*TASK OBJECTIVE*
Copy the lines that follow, keeping every character the same.

Figure data in JSON
:::::
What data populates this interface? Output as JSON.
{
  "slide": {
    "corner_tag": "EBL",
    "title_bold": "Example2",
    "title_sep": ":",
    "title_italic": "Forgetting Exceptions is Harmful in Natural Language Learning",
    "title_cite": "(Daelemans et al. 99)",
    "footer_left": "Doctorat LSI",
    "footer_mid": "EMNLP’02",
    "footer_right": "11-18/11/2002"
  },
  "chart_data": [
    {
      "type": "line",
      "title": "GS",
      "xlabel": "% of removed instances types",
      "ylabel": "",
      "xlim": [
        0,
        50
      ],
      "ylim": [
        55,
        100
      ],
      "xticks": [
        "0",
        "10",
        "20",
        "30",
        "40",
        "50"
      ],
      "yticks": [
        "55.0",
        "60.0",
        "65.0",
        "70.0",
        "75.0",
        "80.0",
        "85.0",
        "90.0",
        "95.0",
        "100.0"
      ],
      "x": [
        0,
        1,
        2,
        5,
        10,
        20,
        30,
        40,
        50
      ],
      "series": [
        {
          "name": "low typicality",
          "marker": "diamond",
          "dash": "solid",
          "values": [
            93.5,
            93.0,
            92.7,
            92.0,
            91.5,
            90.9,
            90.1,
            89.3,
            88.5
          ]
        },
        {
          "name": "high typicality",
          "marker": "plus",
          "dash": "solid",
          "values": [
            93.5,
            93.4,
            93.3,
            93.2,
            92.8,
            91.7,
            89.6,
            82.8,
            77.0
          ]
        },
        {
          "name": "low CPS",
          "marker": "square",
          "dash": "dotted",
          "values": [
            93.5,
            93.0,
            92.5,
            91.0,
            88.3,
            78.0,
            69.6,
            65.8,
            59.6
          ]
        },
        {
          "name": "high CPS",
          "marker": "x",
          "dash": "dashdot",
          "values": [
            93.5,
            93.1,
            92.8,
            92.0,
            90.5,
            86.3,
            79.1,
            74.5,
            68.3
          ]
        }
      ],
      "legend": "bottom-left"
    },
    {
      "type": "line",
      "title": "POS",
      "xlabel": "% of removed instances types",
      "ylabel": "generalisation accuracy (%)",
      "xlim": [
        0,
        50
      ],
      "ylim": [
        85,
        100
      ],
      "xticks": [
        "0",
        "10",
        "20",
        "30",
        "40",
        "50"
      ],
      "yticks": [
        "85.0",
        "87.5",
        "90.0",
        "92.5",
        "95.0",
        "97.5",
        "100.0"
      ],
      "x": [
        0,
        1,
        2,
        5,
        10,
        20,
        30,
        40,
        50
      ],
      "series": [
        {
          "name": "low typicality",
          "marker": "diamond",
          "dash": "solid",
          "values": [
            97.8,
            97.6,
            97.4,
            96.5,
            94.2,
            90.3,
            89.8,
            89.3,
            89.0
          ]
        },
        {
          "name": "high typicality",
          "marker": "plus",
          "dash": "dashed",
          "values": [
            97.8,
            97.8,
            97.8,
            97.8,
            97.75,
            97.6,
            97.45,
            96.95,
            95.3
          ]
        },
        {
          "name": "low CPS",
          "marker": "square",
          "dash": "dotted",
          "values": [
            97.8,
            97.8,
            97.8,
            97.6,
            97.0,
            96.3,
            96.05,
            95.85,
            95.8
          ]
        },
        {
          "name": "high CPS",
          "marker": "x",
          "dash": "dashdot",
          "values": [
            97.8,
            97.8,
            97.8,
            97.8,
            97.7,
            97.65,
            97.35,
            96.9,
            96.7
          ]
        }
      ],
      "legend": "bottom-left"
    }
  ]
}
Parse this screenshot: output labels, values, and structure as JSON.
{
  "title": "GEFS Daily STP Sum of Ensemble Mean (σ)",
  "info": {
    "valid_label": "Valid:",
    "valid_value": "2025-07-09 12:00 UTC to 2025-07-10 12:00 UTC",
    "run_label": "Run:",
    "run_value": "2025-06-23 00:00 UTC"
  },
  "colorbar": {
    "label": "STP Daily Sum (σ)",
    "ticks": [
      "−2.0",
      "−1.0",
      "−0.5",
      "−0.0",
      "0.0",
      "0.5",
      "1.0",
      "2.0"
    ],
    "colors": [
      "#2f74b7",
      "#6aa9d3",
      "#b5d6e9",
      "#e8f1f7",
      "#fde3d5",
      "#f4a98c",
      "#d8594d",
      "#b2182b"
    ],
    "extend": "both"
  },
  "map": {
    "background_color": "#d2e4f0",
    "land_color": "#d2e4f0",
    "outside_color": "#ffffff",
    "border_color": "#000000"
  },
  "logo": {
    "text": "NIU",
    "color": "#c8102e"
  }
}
:::::
*SOLUTION*
What data populates this interface? Output as JSON.
{
  "slide": {
    "corner_tag": "EBL",
    "title_bold": "Example2",
    "title_sep": ":",
    "title_italic": "Forgetting Exceptions is Harmful in Natural Language Learning",
    "title_cite": "(Daelemans et al. 99)",
    "footer_left": "Doctorat LSI",
    "footer_mid": "EMNLP’02",
    "footer_right": "11-18/11/2002"
  },
  "chart_data": [
    {
      "type": "line",
      "title": "GS",
      "xlabel": "% of removed instances types",
      "ylabel": "",
      "xlim": [
        0,
        50
      ],
      "ylim": [
        55,
        100
      ],
      "xticks": [
        "0",
        "10",
        "20",
        "30",
        "40",
        "50"
      ],
      "yticks": [
        "55.0",
        "60.0",
        "65.0",
        "70.0",
        "75.0",
        "80.0",
        "85.0",
        "90.0",
        "95.0",
        "100.0"
      ],
      "x": [
        0,
        1,
        2,
        5,
        10,
        20,
        30,
        40,
        50
      ],
      "series": [
        {
          "name": "low typicality",
          "marker": "diamond",
          "dash": "solid",
          "values": [
            93.5,
            93.0,
            92.7,
            92.0,
            91.5,
            90.9,
            90.1,
            89.3,
            88.5
          ]
        },
        {
          "name": "high typicality",
          "marker": "plus",
          "dash": "solid",
          "values": [
            93.5,
            93.4,
            93.3,
            93.2,
            92.8,
            91.7,
            89.6,
            82.8,
            77.0
          ]
        },
        {
          "name": "low CPS",
          "marker": "square",
          "dash": "dotted",
          "values": [
            93.5,
            93.0,
            92.5,
            91.0,
            88.3,
            78.0,
            69.6,
            65.8,
            59.6
          ]
        },
        {
          "name": "high CPS",
          "marker": "x",
          "dash": "dashdot",
          "values": [
            93.5,
            93.1,
            92.8,
            92.0,
            90.5,
            86.3,
            79.1,
            74.5,
            68.3
          ]
        }
      ],
      "legend": "bottom-left"
    },
    {
      "type": "line",
      "title": "POS",
      "xlabel": "% of removed instances types",
      "ylabel": "generalisation accuracy (%)",
      "xlim": [
        0,
        50
      ],
      "ylim": [
        85,
        100
      ],
      "xticks": [
        "0",
        "10",
        "20",
        "30",
        "40",
        "50"
      ],
      "yticks": [
        "85.0",
        "87.5",
        "90.0",
        "92.5",
        "95.0",
        "97.5",
        "100.0"
      ],
      "x": [
        0,
        1,
        2,
        5,
        10,
        20,
        30,
        40,
        50
      ],
      "series": [
        {
          "name": "low typicality",
          "marker": "diamond",
          "dash": "solid",
          "values": [
            97.8,
            97.6,
            97.4,
            96.5,
            94.2,
            90.3,
            89.8,
            89.3,
            89.0
          ]
        },
        {
          "name": "high typicality",
          "marker": "plus",
          "dash": "dashed",
          "values": [
            97.8,
            97.8,
            97.8,
            97.8,
            97.75,
            97.6,
            97.45,
            96.95,
            95.3
          ]
        },
        {
          "name": "low CPS",
          "marker": "square",
          "dash": "dotted",
          "values": [
            97.8,
            97.8,
            97.8,
            97.6,
            97.0,
            96.3,
            96.05,
            95.85,
            95.8
          ]
        },
        {
          "name": "high CPS",
          "marker": "x",
          "dash": "dashdot",
          "values": [
            97.8,
            97.8,
            97.8,
            97.8,
            97.7,
            97.65,
            97.35,
            96.9,
            96.7
          ]
        }
      ],
      "legend": "bottom-left"
    }
  ]
}
Parse this screenshot: output labels, values, and structure as JSON.
{
  "title": "GEFS Daily STP Sum of Ensemble Mean (σ)",
  "info": {
    "valid_label": "Valid:",
    "valid_value": "2025-07-09 12:00 UTC to 2025-07-10 12:00 UTC",
    "run_label": "Run:",
    "run_value": "2025-06-23 00:00 UTC"
  },
  "colorbar": {
    "label": "STP Daily Sum (σ)",
    "ticks": [
      "−2.0",
      "−1.0",
      "−0.5",
      "−0.0",
      "0.0",
      "0.5",
      "1.0",
      "2.0"
    ],
    "colors": [
      "#2f74b7",
      "#6aa9d3",
      "#b5d6e9",
      "#e8f1f7",
      "#fde3d5",
      "#f4a98c",
      "#d8594d",
      "#b2182b"
    ],
    "extend": "both"
  },
  "map": {
    "background_color": "#d2e4f0",
    "land_color": "#d2e4f0",
    "outside_color": "#ffffff",
    "border_color": "#000000"
  },
  "logo": {
    "text": "NIU",
    "color": "#c8102e"
  }
}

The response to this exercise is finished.